Count the lines below that contain the word "联系我们", and give only that number.

Records
[Start]

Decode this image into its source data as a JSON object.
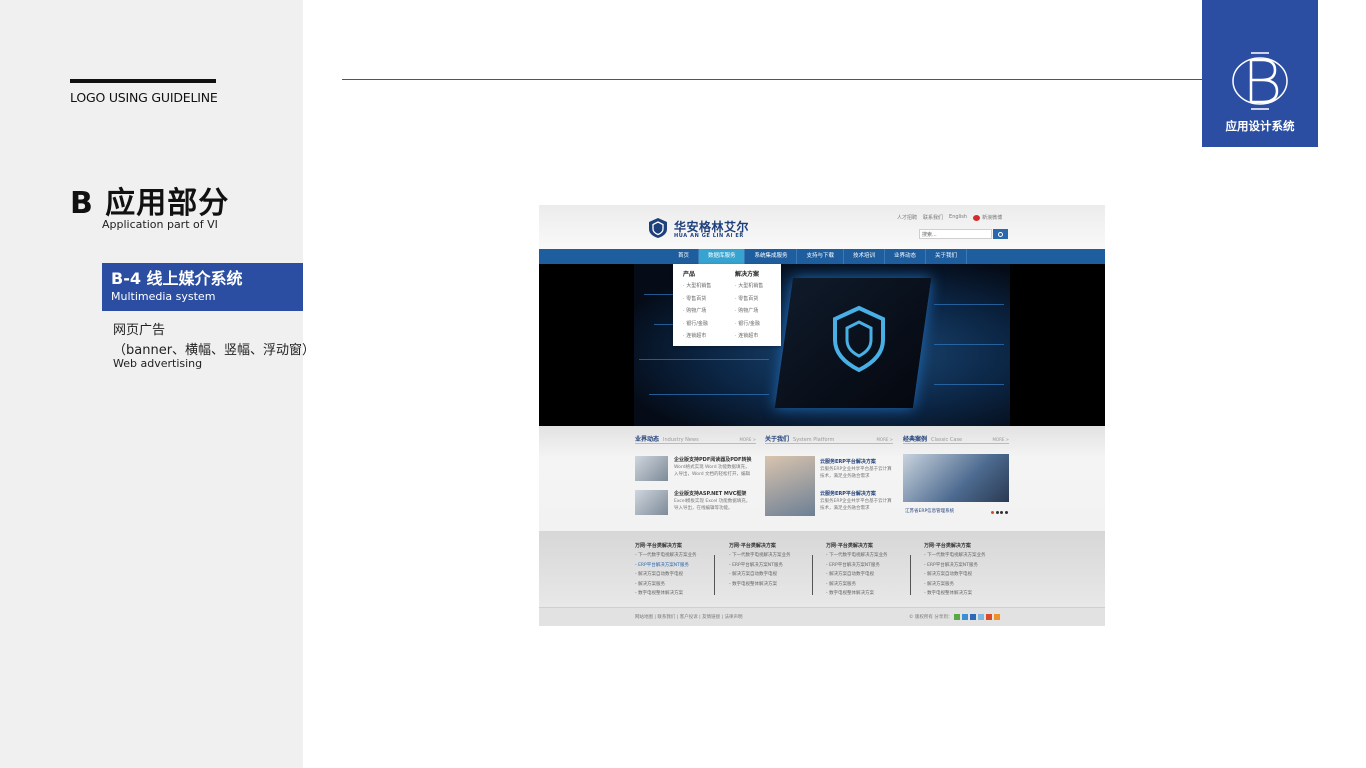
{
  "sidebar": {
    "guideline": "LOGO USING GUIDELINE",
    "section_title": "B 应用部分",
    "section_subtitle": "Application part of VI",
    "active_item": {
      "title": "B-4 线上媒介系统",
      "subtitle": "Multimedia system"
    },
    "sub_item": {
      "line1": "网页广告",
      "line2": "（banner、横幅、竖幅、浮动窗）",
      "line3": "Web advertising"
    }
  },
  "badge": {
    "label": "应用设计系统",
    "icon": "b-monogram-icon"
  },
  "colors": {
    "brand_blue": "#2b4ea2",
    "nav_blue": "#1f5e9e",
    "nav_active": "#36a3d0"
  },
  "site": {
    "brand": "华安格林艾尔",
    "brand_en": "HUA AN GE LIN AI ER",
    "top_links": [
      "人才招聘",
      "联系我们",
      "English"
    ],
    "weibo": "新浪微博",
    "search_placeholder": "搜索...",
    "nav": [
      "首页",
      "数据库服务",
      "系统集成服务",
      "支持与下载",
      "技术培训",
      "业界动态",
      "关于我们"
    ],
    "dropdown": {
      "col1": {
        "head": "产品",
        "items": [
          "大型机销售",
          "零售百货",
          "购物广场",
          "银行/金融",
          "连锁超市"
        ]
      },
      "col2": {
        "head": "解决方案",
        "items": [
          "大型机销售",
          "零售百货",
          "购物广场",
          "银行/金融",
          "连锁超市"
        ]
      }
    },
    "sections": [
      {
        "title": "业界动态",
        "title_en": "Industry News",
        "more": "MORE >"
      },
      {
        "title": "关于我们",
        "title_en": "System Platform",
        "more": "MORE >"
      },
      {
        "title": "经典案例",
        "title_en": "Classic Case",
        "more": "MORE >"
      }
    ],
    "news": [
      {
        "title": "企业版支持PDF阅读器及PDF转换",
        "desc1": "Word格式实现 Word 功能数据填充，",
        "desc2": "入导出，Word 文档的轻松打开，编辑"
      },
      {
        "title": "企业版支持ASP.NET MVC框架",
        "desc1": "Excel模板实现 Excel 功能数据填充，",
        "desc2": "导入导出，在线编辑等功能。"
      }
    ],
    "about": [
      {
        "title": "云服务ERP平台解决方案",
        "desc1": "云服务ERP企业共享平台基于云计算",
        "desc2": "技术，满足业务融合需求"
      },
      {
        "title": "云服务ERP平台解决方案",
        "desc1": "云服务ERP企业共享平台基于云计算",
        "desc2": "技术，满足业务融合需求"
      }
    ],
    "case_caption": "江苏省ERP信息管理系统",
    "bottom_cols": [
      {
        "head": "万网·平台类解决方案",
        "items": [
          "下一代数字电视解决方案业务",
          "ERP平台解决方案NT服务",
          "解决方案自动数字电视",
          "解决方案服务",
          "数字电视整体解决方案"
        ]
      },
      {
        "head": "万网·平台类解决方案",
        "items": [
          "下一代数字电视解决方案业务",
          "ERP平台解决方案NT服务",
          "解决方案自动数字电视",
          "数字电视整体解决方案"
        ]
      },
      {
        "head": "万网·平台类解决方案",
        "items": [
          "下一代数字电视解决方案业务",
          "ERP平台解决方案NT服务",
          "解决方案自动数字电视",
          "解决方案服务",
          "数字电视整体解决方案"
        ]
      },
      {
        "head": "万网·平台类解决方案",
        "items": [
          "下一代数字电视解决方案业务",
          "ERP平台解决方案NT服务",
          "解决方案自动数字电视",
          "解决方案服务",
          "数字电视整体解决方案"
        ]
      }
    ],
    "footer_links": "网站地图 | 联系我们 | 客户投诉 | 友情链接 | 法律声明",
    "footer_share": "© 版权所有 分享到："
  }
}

[End]

▶ [Written reply]
2